# [REQUEST]
All records are to be retyped faithfully and completely.

# [RECORDS FOR THIS TASK]
◇ ◇ ◇ ◇ ◇
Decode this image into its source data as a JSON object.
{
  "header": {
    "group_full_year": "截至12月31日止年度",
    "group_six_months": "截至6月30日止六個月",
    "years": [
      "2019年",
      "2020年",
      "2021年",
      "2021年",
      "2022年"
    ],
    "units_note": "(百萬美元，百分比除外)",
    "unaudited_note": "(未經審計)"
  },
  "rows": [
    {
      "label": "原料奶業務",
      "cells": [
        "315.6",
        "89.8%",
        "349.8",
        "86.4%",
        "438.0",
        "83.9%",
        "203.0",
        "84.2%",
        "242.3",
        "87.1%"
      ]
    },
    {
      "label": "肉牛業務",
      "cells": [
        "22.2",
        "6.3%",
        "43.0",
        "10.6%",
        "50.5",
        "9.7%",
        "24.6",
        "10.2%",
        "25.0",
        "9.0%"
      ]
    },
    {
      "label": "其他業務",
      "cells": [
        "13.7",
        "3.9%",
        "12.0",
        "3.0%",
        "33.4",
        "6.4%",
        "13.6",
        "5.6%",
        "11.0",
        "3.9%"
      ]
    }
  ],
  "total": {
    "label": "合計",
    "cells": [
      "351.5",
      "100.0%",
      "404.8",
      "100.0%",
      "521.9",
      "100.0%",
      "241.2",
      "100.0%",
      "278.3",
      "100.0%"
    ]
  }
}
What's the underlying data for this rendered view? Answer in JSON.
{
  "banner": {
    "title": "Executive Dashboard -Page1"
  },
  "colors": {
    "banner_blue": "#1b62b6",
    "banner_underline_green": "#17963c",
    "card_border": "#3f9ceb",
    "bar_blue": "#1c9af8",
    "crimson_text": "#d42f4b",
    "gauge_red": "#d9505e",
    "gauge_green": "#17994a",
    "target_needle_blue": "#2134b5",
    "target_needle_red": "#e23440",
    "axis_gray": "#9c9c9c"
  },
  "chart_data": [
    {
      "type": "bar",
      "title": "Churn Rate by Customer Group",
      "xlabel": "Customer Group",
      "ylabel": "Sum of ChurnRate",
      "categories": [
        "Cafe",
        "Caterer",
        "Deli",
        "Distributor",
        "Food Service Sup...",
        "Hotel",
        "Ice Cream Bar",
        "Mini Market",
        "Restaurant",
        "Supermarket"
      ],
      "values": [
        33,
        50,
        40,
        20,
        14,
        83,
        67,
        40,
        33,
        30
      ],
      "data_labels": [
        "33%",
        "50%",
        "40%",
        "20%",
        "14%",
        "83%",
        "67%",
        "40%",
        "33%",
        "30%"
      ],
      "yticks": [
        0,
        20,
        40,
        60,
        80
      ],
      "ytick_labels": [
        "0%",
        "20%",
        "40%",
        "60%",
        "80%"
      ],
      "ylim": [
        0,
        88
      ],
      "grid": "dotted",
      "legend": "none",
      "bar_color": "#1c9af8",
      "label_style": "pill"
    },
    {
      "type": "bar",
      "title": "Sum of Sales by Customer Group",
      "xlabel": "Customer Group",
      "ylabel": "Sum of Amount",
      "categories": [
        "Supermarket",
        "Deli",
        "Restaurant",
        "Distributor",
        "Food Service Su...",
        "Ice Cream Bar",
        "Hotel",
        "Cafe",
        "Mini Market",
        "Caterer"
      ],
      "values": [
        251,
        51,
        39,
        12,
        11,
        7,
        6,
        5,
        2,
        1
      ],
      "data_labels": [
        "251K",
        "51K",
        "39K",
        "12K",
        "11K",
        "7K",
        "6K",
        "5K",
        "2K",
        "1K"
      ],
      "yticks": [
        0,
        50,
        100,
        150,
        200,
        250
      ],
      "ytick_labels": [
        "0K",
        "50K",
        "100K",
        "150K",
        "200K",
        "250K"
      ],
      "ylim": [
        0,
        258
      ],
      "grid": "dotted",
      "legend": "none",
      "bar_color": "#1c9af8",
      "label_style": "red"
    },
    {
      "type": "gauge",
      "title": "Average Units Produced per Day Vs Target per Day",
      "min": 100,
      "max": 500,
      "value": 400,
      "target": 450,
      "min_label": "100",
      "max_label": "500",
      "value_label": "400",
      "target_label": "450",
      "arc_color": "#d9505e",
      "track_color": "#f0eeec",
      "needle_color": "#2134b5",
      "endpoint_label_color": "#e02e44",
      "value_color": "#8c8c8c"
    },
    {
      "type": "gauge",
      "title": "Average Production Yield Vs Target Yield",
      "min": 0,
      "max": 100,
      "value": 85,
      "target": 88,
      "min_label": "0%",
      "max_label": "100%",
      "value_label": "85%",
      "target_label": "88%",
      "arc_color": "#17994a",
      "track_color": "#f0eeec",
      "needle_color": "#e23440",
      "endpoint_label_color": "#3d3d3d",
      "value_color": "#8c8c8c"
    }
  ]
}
◇ ◇ ◇ ◇ ◇
# [RESPONSE BELOW]
Decode this image into its source data as a JSON object.
{
  "header": {
    "group_full_year": "截至12月31日止年度",
    "group_six_months": "截至6月30日止六個月",
    "years": [
      "2019年",
      "2020年",
      "2021年",
      "2021年",
      "2022年"
    ],
    "units_note": "(百萬美元，百分比除外)",
    "unaudited_note": "(未經審計)"
  },
  "rows": [
    {
      "label": "原料奶業務",
      "cells": [
        "315.6",
        "89.8%",
        "349.8",
        "86.4%",
        "438.0",
        "83.9%",
        "203.0",
        "84.2%",
        "242.3",
        "87.1%"
      ]
    },
    {
      "label": "肉牛業務",
      "cells": [
        "22.2",
        "6.3%",
        "43.0",
        "10.6%",
        "50.5",
        "9.7%",
        "24.6",
        "10.2%",
        "25.0",
        "9.0%"
      ]
    },
    {
      "label": "其他業務",
      "cells": [
        "13.7",
        "3.9%",
        "12.0",
        "3.0%",
        "33.4",
        "6.4%",
        "13.6",
        "5.6%",
        "11.0",
        "3.9%"
      ]
    }
  ],
  "total": {
    "label": "合計",
    "cells": [
      "351.5",
      "100.0%",
      "404.8",
      "100.0%",
      "521.9",
      "100.0%",
      "241.2",
      "100.0%",
      "278.3",
      "100.0%"
    ]
  }
}
What's the underlying data for this rendered view? Answer in JSON.
{
  "banner": {
    "title": "Executive Dashboard -Page1"
  },
  "colors": {
    "banner_blue": "#1b62b6",
    "banner_underline_green": "#17963c",
    "card_border": "#3f9ceb",
    "bar_blue": "#1c9af8",
    "crimson_text": "#d42f4b",
    "gauge_red": "#d9505e",
    "gauge_green": "#17994a",
    "target_needle_blue": "#2134b5",
    "target_needle_red": "#e23440",
    "axis_gray": "#9c9c9c"
  },
  "chart_data": [
    {
      "type": "bar",
      "title": "Churn Rate by Customer Group",
      "xlabel": "Customer Group",
      "ylabel": "Sum of ChurnRate",
      "categories": [
        "Cafe",
        "Caterer",
        "Deli",
        "Distributor",
        "Food Service Sup...",
        "Hotel",
        "Ice Cream Bar",
        "Mini Market",
        "Restaurant",
        "Supermarket"
      ],
      "values": [
        33,
        50,
        40,
        20,
        14,
        83,
        67,
        40,
        33,
        30
      ],
      "data_labels": [
        "33%",
        "50%",
        "40%",
        "20%",
        "14%",
        "83%",
        "67%",
        "40%",
        "33%",
        "30%"
      ],
      "yticks": [
        0,
        20,
        40,
        60,
        80
      ],
      "ytick_labels": [
        "0%",
        "20%",
        "40%",
        "60%",
        "80%"
      ],
      "ylim": [
        0,
        88
      ],
      "grid": "dotted",
      "legend": "none",
      "bar_color": "#1c9af8",
      "label_style": "pill"
    },
    {
      "type": "bar",
      "title": "Sum of Sales by Customer Group",
      "xlabel": "Customer Group",
      "ylabel": "Sum of Amount",
      "categories": [
        "Supermarket",
        "Deli",
        "Restaurant",
        "Distributor",
        "Food Service Su...",
        "Ice Cream Bar",
        "Hotel",
        "Cafe",
        "Mini Market",
        "Caterer"
      ],
      "values": [
        251,
        51,
        39,
        12,
        11,
        7,
        6,
        5,
        2,
        1
      ],
      "data_labels": [
        "251K",
        "51K",
        "39K",
        "12K",
        "11K",
        "7K",
        "6K",
        "5K",
        "2K",
        "1K"
      ],
      "yticks": [
        0,
        50,
        100,
        150,
        200,
        250
      ],
      "ytick_labels": [
        "0K",
        "50K",
        "100K",
        "150K",
        "200K",
        "250K"
      ],
      "ylim": [
        0,
        258
      ],
      "grid": "dotted",
      "legend": "none",
      "bar_color": "#1c9af8",
      "label_style": "red"
    },
    {
      "type": "gauge",
      "title": "Average Units Produced per Day Vs Target per Day",
      "min": 100,
      "max": 500,
      "value": 400,
      "target": 450,
      "min_label": "100",
      "max_label": "500",
      "value_label": "400",
      "target_label": "450",
      "arc_color": "#d9505e",
      "track_color": "#f0eeec",
      "needle_color": "#2134b5",
      "endpoint_label_color": "#e02e44",
      "value_color": "#8c8c8c"
    },
    {
      "type": "gauge",
      "title": "Average Production Yield Vs Target Yield",
      "min": 0,
      "max": 100,
      "value": 85,
      "target": 88,
      "min_label": "0%",
      "max_label": "100%",
      "value_label": "85%",
      "target_label": "88%",
      "arc_color": "#17994a",
      "track_color": "#f0eeec",
      "needle_color": "#e23440",
      "endpoint_label_color": "#3d3d3d",
      "value_color": "#8c8c8c"
    }
  ]
}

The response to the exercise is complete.